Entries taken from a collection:
^^^^
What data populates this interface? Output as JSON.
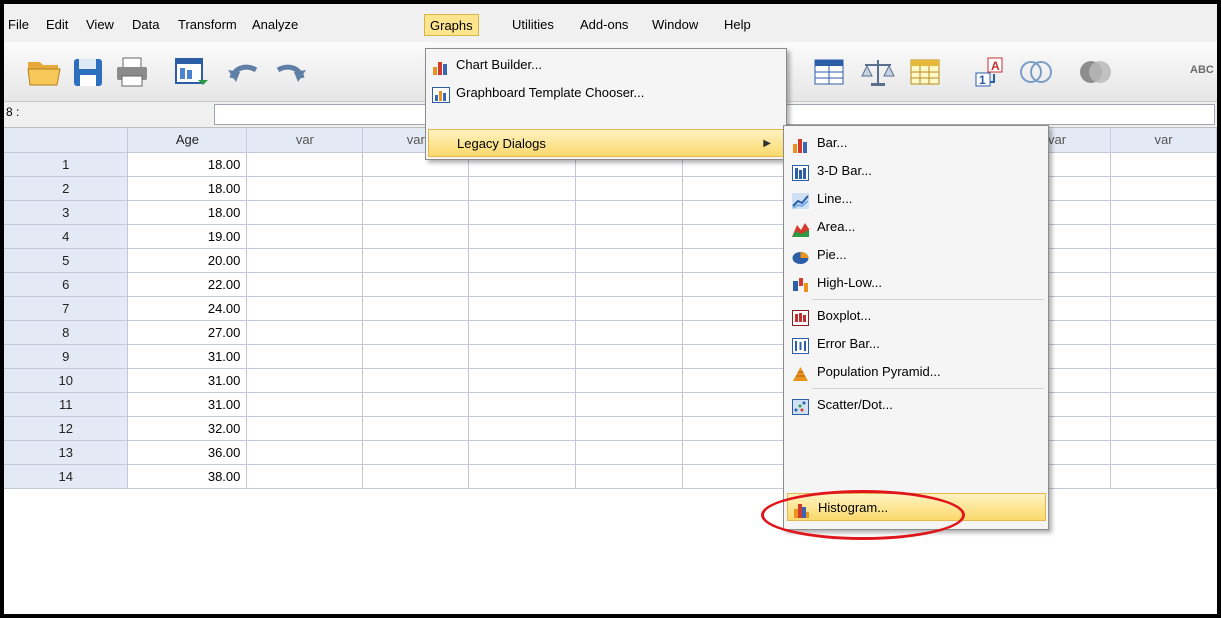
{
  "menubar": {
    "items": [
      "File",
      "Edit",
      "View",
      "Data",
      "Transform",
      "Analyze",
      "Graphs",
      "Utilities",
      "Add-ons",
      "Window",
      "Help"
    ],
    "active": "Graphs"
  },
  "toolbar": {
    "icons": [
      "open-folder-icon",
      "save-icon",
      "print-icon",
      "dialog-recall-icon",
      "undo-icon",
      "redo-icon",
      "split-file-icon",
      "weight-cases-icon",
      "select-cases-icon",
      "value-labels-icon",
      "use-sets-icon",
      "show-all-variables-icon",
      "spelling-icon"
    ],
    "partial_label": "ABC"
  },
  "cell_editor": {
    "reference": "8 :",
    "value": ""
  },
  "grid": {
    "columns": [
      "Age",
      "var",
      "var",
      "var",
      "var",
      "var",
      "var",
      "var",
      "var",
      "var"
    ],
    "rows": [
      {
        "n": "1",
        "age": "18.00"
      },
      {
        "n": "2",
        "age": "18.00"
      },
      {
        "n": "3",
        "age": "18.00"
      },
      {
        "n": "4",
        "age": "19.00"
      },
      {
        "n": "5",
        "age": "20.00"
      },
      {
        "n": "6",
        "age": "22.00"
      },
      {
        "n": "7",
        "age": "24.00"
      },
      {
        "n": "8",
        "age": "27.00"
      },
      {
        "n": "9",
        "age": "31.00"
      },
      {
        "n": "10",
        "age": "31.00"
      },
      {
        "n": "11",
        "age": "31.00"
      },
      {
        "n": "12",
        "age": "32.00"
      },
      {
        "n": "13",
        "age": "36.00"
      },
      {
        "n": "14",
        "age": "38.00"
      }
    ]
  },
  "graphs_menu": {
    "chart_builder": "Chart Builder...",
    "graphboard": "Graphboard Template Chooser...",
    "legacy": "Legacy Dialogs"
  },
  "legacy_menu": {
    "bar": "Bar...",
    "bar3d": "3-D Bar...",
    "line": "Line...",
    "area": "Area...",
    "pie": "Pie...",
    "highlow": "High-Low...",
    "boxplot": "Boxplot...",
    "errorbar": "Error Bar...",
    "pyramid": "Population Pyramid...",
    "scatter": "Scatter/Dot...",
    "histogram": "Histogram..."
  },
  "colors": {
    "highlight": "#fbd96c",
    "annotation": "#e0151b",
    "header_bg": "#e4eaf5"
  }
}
^^^^
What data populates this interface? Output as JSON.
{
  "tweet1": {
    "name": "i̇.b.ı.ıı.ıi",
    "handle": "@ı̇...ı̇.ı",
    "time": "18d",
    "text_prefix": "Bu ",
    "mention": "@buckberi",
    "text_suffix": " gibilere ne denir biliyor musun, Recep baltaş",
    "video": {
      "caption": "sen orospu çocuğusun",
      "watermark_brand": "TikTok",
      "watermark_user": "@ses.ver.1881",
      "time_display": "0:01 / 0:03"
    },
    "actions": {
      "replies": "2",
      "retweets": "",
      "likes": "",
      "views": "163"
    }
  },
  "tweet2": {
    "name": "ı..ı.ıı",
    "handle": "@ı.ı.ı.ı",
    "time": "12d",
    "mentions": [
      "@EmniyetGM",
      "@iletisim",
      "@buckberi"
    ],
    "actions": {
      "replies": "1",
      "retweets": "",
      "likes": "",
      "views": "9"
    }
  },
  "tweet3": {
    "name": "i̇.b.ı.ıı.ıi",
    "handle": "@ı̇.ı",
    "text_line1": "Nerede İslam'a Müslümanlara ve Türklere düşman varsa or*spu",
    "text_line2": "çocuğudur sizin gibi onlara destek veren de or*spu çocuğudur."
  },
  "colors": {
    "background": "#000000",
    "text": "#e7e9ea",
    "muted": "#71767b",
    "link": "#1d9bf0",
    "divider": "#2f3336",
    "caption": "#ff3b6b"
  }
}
^^^^
- _TASK DIRECTIONS_:
Every line in the data above that contains "caption" needs to be copied.

- _COMPLETED EXERCISE_:
      "caption": "sen orospu çocuğusun",
    "caption": "#ff3b6b"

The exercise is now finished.